Records supplied:
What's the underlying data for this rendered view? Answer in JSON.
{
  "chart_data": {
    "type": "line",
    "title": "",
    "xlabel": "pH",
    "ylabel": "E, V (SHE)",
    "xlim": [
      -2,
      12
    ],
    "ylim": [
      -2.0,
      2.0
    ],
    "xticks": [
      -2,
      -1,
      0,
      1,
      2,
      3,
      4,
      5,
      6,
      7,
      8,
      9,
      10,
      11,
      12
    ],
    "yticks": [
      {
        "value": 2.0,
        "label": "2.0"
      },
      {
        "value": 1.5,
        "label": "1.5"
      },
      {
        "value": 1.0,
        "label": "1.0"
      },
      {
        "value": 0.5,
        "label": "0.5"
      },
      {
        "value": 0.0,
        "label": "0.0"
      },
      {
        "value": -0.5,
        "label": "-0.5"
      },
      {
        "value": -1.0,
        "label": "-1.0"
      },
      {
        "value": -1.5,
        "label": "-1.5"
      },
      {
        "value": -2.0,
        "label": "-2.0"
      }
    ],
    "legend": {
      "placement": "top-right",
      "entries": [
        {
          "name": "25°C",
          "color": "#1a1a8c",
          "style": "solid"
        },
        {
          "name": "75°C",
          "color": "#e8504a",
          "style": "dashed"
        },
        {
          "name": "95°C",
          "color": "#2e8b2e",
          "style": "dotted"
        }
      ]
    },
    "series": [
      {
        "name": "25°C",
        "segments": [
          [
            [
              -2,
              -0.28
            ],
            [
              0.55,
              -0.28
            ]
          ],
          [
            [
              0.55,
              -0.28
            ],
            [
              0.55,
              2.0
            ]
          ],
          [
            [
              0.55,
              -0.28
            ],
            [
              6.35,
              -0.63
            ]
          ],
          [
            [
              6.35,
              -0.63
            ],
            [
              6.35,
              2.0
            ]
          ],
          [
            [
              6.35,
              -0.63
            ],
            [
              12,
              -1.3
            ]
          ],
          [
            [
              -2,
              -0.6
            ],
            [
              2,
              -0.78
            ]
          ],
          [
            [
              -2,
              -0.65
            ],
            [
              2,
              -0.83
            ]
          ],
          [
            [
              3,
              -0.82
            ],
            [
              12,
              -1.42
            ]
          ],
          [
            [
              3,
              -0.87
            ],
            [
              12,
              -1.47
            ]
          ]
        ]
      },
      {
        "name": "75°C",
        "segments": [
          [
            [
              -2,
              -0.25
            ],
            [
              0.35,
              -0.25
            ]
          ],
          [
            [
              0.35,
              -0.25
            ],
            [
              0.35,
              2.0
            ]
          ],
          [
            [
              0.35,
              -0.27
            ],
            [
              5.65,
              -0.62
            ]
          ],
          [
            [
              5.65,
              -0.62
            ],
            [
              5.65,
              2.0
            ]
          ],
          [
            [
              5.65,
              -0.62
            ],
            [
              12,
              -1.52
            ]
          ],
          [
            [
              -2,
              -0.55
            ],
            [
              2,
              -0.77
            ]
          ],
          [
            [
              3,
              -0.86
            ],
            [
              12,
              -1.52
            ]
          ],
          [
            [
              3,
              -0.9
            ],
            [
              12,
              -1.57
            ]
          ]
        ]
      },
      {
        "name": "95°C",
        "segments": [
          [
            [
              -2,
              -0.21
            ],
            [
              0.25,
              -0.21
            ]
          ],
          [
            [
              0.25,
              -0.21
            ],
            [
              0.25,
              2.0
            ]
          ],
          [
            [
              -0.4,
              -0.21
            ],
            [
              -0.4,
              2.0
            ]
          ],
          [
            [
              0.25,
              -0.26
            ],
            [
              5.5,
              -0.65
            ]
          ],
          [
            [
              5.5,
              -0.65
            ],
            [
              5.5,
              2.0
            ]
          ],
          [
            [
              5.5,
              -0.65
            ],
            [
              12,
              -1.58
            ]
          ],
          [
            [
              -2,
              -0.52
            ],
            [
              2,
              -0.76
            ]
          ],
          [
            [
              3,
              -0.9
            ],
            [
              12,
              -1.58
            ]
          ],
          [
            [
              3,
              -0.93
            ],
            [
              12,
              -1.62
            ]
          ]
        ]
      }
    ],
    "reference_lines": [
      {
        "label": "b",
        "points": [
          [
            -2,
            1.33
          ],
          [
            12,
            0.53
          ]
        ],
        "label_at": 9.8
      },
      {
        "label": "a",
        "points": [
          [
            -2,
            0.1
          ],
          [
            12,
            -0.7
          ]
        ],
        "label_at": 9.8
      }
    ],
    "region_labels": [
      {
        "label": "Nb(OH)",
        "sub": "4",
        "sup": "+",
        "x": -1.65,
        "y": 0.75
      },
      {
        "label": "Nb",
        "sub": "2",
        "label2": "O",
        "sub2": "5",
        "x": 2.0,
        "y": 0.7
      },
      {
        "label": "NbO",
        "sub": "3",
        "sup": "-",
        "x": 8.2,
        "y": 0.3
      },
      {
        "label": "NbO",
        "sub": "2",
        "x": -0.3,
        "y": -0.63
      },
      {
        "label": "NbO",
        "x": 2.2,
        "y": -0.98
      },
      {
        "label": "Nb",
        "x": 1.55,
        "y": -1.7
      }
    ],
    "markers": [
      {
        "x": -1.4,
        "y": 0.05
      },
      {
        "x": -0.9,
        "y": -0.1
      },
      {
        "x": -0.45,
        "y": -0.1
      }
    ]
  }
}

What the task asks:
Where a line above holds the string "color", show that line.

Expected answer:
          "color": "#1a1a8c",
          "color": "#e8504a",
          "color": "#2e8b2e",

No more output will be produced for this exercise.